* WORK TO BE COMPLETED
Every line below is to be copied exactly, with the pictures left out.
** Start RECORDS FOR THIS EXERCISE **
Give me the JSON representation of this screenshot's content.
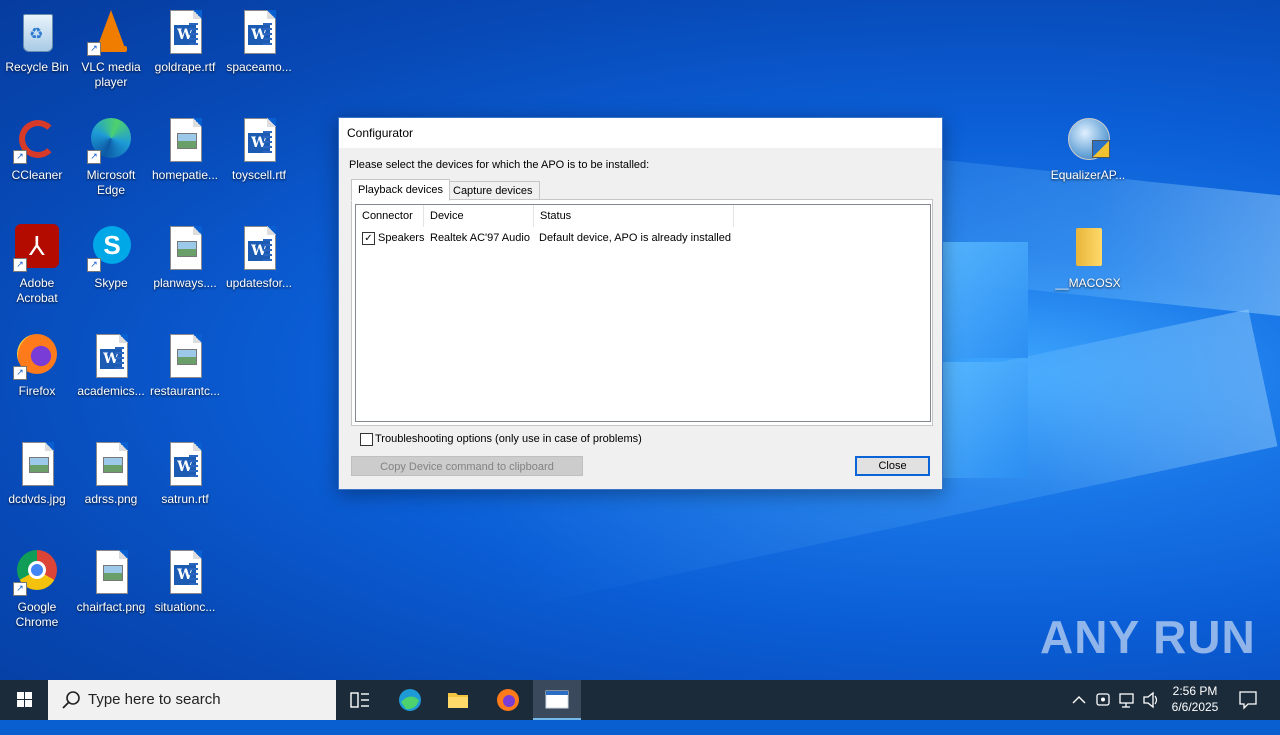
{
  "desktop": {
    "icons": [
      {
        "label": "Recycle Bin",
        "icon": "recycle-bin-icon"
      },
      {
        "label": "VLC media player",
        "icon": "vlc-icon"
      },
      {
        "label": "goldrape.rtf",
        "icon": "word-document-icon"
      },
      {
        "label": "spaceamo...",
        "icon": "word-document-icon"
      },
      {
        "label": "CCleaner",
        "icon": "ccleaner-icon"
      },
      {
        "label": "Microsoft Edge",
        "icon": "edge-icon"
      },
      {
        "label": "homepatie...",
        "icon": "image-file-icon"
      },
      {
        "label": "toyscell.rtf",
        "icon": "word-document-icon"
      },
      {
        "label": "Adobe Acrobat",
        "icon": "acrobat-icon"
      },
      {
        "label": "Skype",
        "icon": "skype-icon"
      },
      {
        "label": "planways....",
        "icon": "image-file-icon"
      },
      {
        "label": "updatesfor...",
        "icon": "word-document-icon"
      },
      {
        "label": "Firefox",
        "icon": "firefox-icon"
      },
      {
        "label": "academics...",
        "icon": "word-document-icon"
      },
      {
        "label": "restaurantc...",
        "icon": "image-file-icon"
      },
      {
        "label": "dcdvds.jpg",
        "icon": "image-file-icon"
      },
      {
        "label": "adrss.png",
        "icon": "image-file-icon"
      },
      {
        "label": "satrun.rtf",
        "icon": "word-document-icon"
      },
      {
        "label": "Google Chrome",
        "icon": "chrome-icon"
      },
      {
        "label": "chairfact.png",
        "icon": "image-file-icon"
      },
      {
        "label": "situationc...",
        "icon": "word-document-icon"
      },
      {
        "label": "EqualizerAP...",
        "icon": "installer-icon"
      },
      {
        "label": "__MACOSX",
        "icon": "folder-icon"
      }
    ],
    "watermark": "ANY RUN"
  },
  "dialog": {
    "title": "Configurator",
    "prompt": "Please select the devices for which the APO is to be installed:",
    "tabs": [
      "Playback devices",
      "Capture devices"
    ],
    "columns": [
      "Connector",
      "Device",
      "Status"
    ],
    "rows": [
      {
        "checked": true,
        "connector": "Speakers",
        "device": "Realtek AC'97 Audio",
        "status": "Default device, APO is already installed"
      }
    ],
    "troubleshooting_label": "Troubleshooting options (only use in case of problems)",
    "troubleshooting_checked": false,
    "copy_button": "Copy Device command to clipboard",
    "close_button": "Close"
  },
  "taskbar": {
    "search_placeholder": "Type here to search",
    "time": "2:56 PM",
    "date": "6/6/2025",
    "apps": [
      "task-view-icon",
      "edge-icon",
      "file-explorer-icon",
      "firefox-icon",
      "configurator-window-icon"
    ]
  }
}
** End RECORDS FOR THIS EXERCISE **
* THE OUTPUT
Give me the JSON representation of this screenshot's content.
{
  "desktop": {
    "icons": [
      {
        "label": "Recycle Bin",
        "icon": "recycle-bin-icon"
      },
      {
        "label": "VLC media player",
        "icon": "vlc-icon"
      },
      {
        "label": "goldrape.rtf",
        "icon": "word-document-icon"
      },
      {
        "label": "spaceamo...",
        "icon": "word-document-icon"
      },
      {
        "label": "CCleaner",
        "icon": "ccleaner-icon"
      },
      {
        "label": "Microsoft Edge",
        "icon": "edge-icon"
      },
      {
        "label": "homepatie...",
        "icon": "image-file-icon"
      },
      {
        "label": "toyscell.rtf",
        "icon": "word-document-icon"
      },
      {
        "label": "Adobe Acrobat",
        "icon": "acrobat-icon"
      },
      {
        "label": "Skype",
        "icon": "skype-icon"
      },
      {
        "label": "planways....",
        "icon": "image-file-icon"
      },
      {
        "label": "updatesfor...",
        "icon": "word-document-icon"
      },
      {
        "label": "Firefox",
        "icon": "firefox-icon"
      },
      {
        "label": "academics...",
        "icon": "word-document-icon"
      },
      {
        "label": "restaurantc...",
        "icon": "image-file-icon"
      },
      {
        "label": "dcdvds.jpg",
        "icon": "image-file-icon"
      },
      {
        "label": "adrss.png",
        "icon": "image-file-icon"
      },
      {
        "label": "satrun.rtf",
        "icon": "word-document-icon"
      },
      {
        "label": "Google Chrome",
        "icon": "chrome-icon"
      },
      {
        "label": "chairfact.png",
        "icon": "image-file-icon"
      },
      {
        "label": "situationc...",
        "icon": "word-document-icon"
      },
      {
        "label": "EqualizerAP...",
        "icon": "installer-icon"
      },
      {
        "label": "__MACOSX",
        "icon": "folder-icon"
      }
    ],
    "watermark": "ANY RUN"
  },
  "dialog": {
    "title": "Configurator",
    "prompt": "Please select the devices for which the APO is to be installed:",
    "tabs": [
      "Playback devices",
      "Capture devices"
    ],
    "columns": [
      "Connector",
      "Device",
      "Status"
    ],
    "rows": [
      {
        "checked": true,
        "connector": "Speakers",
        "device": "Realtek AC'97 Audio",
        "status": "Default device, APO is already installed"
      }
    ],
    "troubleshooting_label": "Troubleshooting options (only use in case of problems)",
    "troubleshooting_checked": false,
    "copy_button": "Copy Device command to clipboard",
    "close_button": "Close"
  },
  "taskbar": {
    "search_placeholder": "Type here to search",
    "time": "2:56 PM",
    "date": "6/6/2025",
    "apps": [
      "task-view-icon",
      "edge-icon",
      "file-explorer-icon",
      "firefox-icon",
      "configurator-window-icon"
    ]
  }
}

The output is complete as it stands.